EXERCISE ▸ All of the data should be repeated exactly; pictures are not part of the copy.

---------- GIVEN DATA

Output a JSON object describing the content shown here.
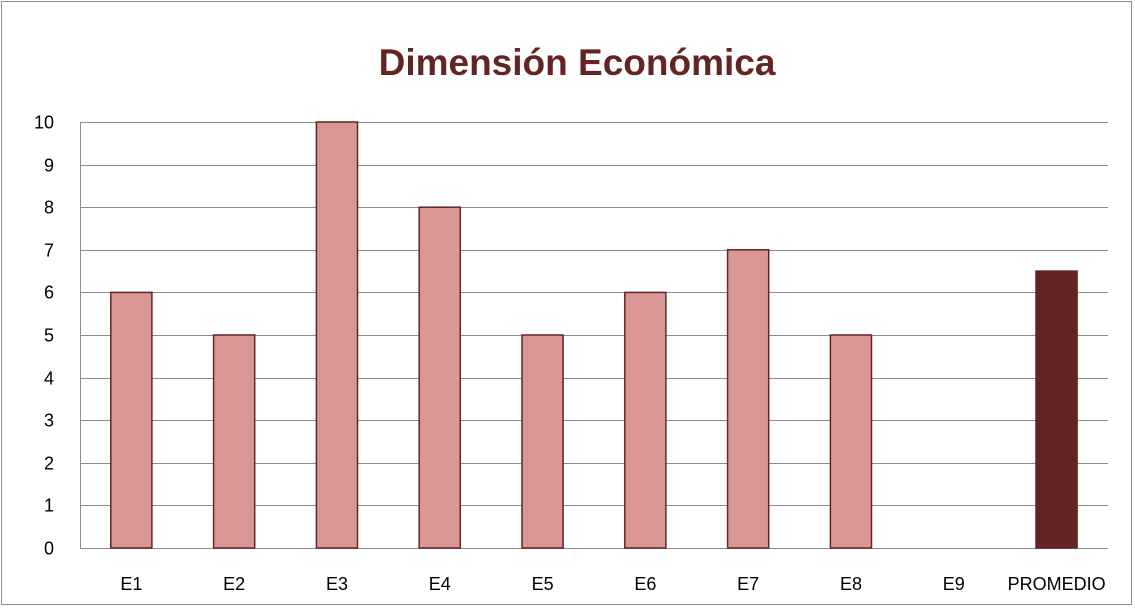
{
  "chart_data": {
    "type": "bar",
    "title": "Dimensión Económica",
    "categories": [
      "E1",
      "E2",
      "E3",
      "E4",
      "E5",
      "E6",
      "E7",
      "E8",
      "E9",
      "PROMEDIO"
    ],
    "values": [
      6,
      5,
      10,
      8,
      5,
      6,
      7,
      5,
      0,
      6.5
    ],
    "highlight_category": "PROMEDIO",
    "ylim": [
      0,
      10
    ],
    "yticks": [
      "0",
      "1",
      "2",
      "3",
      "4",
      "5",
      "6",
      "7",
      "8",
      "9",
      "10"
    ],
    "grid": true,
    "legend": "none",
    "colors": {
      "bar_fill": "#d99694",
      "bar_border": "#632523",
      "highlight_fill": "#632523",
      "title": "#632523",
      "gridline": "#8c8c8c"
    }
  }
}
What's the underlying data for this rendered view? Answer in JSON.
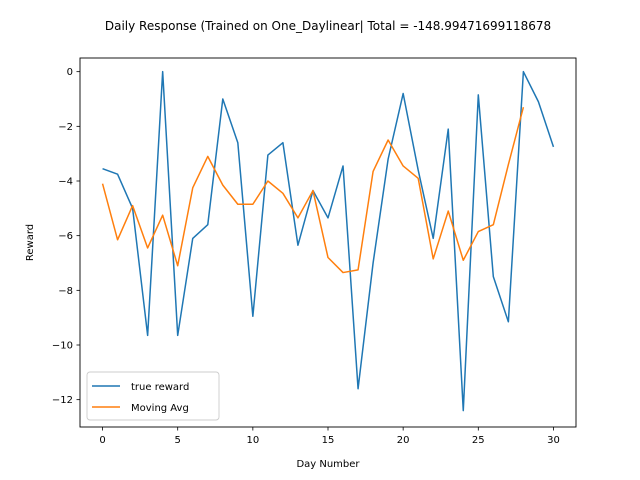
{
  "chart_data": {
    "type": "line",
    "title": "Daily Response (Trained on One_Daylinear| Total = -148.99471699118678",
    "xlabel": "Day Number",
    "ylabel": "Reward",
    "xlim": [
      -1.5,
      31.5
    ],
    "ylim": [
      -13,
      0.5
    ],
    "xticks": [
      0,
      5,
      10,
      15,
      20,
      25,
      30
    ],
    "yticks": [
      0,
      -2,
      -4,
      -6,
      -8,
      -10,
      -12
    ],
    "grid": false,
    "legend_position": "lower-left",
    "series": [
      {
        "name": "true reward",
        "color": "#1f77b4",
        "x": [
          0,
          1,
          2,
          3,
          4,
          5,
          6,
          7,
          8,
          9,
          10,
          11,
          12,
          13,
          14,
          15,
          16,
          17,
          18,
          19,
          20,
          21,
          22,
          23,
          24,
          25,
          26,
          27,
          28,
          29,
          30
        ],
        "values": [
          -3.55,
          -3.75,
          -5.0,
          -9.65,
          0.0,
          -9.65,
          -6.1,
          -5.6,
          -1.0,
          -2.6,
          -8.95,
          -3.05,
          -2.6,
          -6.35,
          -4.35,
          -5.35,
          -3.45,
          -11.6,
          -7.0,
          -3.2,
          -0.8,
          -3.6,
          -6.1,
          -2.1,
          -12.4,
          -0.85,
          -7.5,
          -9.15,
          0.0,
          -1.1,
          -2.75
        ]
      },
      {
        "name": "Moving Avg",
        "color": "#ff7f0e",
        "x": [
          0,
          1,
          2,
          3,
          4,
          5,
          6,
          7,
          8,
          9,
          10,
          11,
          12,
          13,
          14,
          15,
          16,
          17,
          18,
          19,
          20,
          21,
          22,
          23,
          24,
          25,
          26,
          27,
          28
        ],
        "values": [
          -4.1,
          -6.15,
          -4.9,
          -6.45,
          -5.25,
          -7.1,
          -4.25,
          -3.1,
          -4.15,
          -4.85,
          -4.85,
          -4.0,
          -4.45,
          -5.35,
          -4.35,
          -6.8,
          -7.35,
          -7.25,
          -3.65,
          -2.5,
          -3.45,
          -3.9,
          -6.85,
          -5.1,
          -6.9,
          -5.85,
          -5.6,
          -3.4,
          -1.3
        ]
      }
    ]
  }
}
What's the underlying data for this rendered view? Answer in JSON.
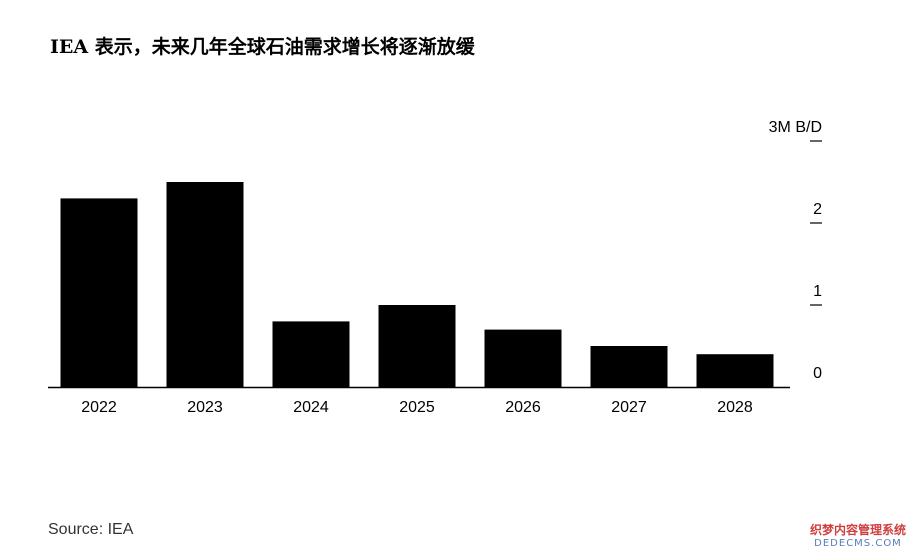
{
  "title": "IEA 表示，未来几年全球石油需求增长将逐渐放缓",
  "source": "Source: IEA",
  "watermark": {
    "line1": "织梦内容管理系统",
    "line2": "DEDECMS.COM"
  },
  "colors": {
    "bar": "#000000",
    "axis": "#000000",
    "text": "#000000",
    "source": "#333333"
  },
  "chart_data": {
    "type": "bar",
    "title": "",
    "xlabel": "",
    "ylabel": "",
    "unit": "3M B/D",
    "categories": [
      "2022",
      "2023",
      "2024",
      "2025",
      "2026",
      "2027",
      "2028"
    ],
    "values": [
      2.3,
      2.5,
      0.8,
      1.0,
      0.7,
      0.5,
      0.4
    ],
    "ylim": [
      0,
      3
    ],
    "yticks": [
      "0",
      "1",
      "2",
      "3M B/D"
    ],
    "grid": false,
    "legend": "none"
  }
}
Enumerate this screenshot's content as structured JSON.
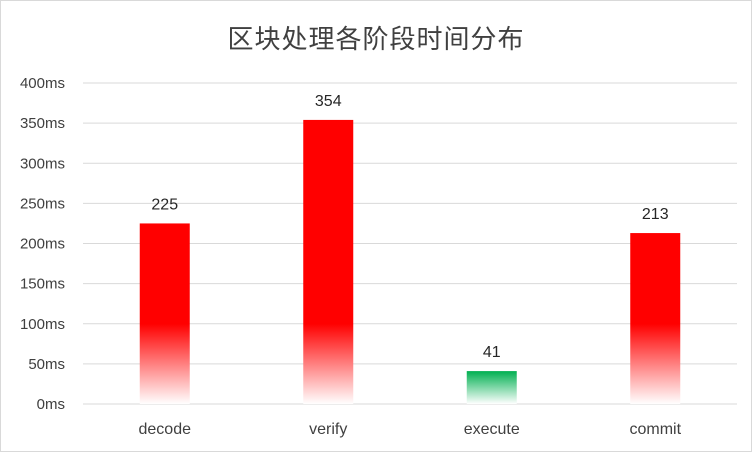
{
  "chart_data": {
    "type": "bar",
    "title": "区块处理各阶段时间分布",
    "categories": [
      "decode",
      "verify",
      "execute",
      "commit"
    ],
    "values": [
      225,
      354,
      41,
      213
    ],
    "bar_colors": [
      "#ff0000",
      "#ff0000",
      "#00b050",
      "#ff0000"
    ],
    "data_labels": [
      "225",
      "354",
      "41",
      "213"
    ],
    "ylim": [
      0,
      400
    ],
    "y_ticks": [
      0,
      50,
      100,
      150,
      200,
      250,
      300,
      350,
      400
    ],
    "y_tick_labels": [
      "0ms",
      "50ms",
      "100ms",
      "150ms",
      "200ms",
      "250ms",
      "300ms",
      "350ms",
      "400ms"
    ],
    "grid": true,
    "legend": "none",
    "bar_fill": "vertical gradient fading to white at baseline"
  }
}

--------------------

EXERCISE ANSWER ▸
Output a JSON object describing the content shown here.
{
  "chart_data": {
    "type": "bar",
    "title": "Dimensión Económica",
    "categories": [
      "E1",
      "E2",
      "E3",
      "E4",
      "E5",
      "E6",
      "E7",
      "E8",
      "E9",
      "PROMEDIO"
    ],
    "values": [
      6,
      5,
      10,
      8,
      5,
      6,
      7,
      5,
      0,
      6.5
    ],
    "highlight_category": "PROMEDIO",
    "ylim": [
      0,
      10
    ],
    "yticks": [
      "0",
      "1",
      "2",
      "3",
      "4",
      "5",
      "6",
      "7",
      "8",
      "9",
      "10"
    ],
    "grid": true,
    "legend": "none",
    "colors": {
      "bar_fill": "#d99694",
      "bar_border": "#632523",
      "highlight_fill": "#632523",
      "title": "#632523",
      "gridline": "#8c8c8c"
    }
  }
}
What's the underlying data for this rendered view? Answer in JSON.
{
  "chart_data": {
    "type": "line",
    "title": "Daily Response (Trained on One_Daylinear| Total = -148.99471699118678",
    "xlabel": "Day Number",
    "ylabel": "Reward",
    "xlim": [
      -1.5,
      31.5
    ],
    "ylim": [
      -13,
      0.5
    ],
    "xticks": [
      0,
      5,
      10,
      15,
      20,
      25,
      30
    ],
    "yticks": [
      0,
      -2,
      -4,
      -6,
      -8,
      -10,
      -12
    ],
    "grid": false,
    "legend_position": "lower-left",
    "series": [
      {
        "name": "true reward",
        "color": "#1f77b4",
        "x": [
          0,
          1,
          2,
          3,
          4,
          5,
          6,
          7,
          8,
          9,
          10,
          11,
          12,
          13,
          14,
          15,
          16,
          17,
          18,
          19,
          20,
          21,
          22,
          23,
          24,
          25,
          26,
          27,
          28,
          29,
          30
        ],
        "values": [
          -3.55,
          -3.75,
          -5.0,
          -9.65,
          0.0,
          -9.65,
          -6.1,
          -5.6,
          -1.0,
          -2.6,
          -8.95,
          -3.05,
          -2.6,
          -6.35,
          -4.35,
          -5.35,
          -3.45,
          -11.6,
          -7.0,
          -3.2,
          -0.8,
          -3.6,
          -6.1,
          -2.1,
          -12.4,
          -0.85,
          -7.5,
          -9.15,
          0.0,
          -1.1,
          -2.75
        ]
      },
      {
        "name": "Moving Avg",
        "color": "#ff7f0e",
        "x": [
          0,
          1,
          2,
          3,
          4,
          5,
          6,
          7,
          8,
          9,
          10,
          11,
          12,
          13,
          14,
          15,
          16,
          17,
          18,
          19,
          20,
          21,
          22,
          23,
          24,
          25,
          26,
          27,
          28
        ],
        "values": [
          -4.1,
          -6.15,
          -4.9,
          -6.45,
          -5.25,
          -7.1,
          -4.25,
          -3.1,
          -4.15,
          -4.85,
          -4.85,
          -4.0,
          -4.45,
          -5.35,
          -4.35,
          -6.8,
          -7.35,
          -7.25,
          -3.65,
          -2.5,
          -3.45,
          -3.9,
          -6.85,
          -5.1,
          -6.9,
          -5.85,
          -5.6,
          -3.4,
          -1.3
        ]
      }
    ]
  }
}
What's the underlying data for this rendered view? Answer in JSON.
{
  "title": "IEA 表示，未来几年全球石油需求增长将逐渐放缓",
  "source": "Source: IEA",
  "watermark": {
    "line1": "织梦内容管理系统",
    "line2": "DEDECMS.COM"
  },
  "colors": {
    "bar": "#000000",
    "axis": "#000000",
    "text": "#000000",
    "source": "#333333"
  },
  "chart_data": {
    "type": "bar",
    "title": "",
    "xlabel": "",
    "ylabel": "",
    "unit": "3M B/D",
    "categories": [
      "2022",
      "2023",
      "2024",
      "2025",
      "2026",
      "2027",
      "2028"
    ],
    "values": [
      2.3,
      2.5,
      0.8,
      1.0,
      0.7,
      0.5,
      0.4
    ],
    "ylim": [
      0,
      3
    ],
    "yticks": [
      "0",
      "1",
      "2",
      "3M B/D"
    ],
    "grid": false,
    "legend": "none"
  }
}
Enumerate this screenshot's content as structured JSON.
{
  "chart_data": {
    "type": "bar",
    "title": "区块处理各阶段时间分布",
    "categories": [
      "decode",
      "verify",
      "execute",
      "commit"
    ],
    "values": [
      225,
      354,
      41,
      213
    ],
    "bar_colors": [
      "#ff0000",
      "#ff0000",
      "#00b050",
      "#ff0000"
    ],
    "data_labels": [
      "225",
      "354",
      "41",
      "213"
    ],
    "ylim": [
      0,
      400
    ],
    "y_ticks": [
      0,
      50,
      100,
      150,
      200,
      250,
      300,
      350,
      400
    ],
    "y_tick_labels": [
      "0ms",
      "50ms",
      "100ms",
      "150ms",
      "200ms",
      "250ms",
      "300ms",
      "350ms",
      "400ms"
    ],
    "grid": true,
    "legend": "none",
    "bar_fill": "vertical gradient fading to white at baseline"
  }
}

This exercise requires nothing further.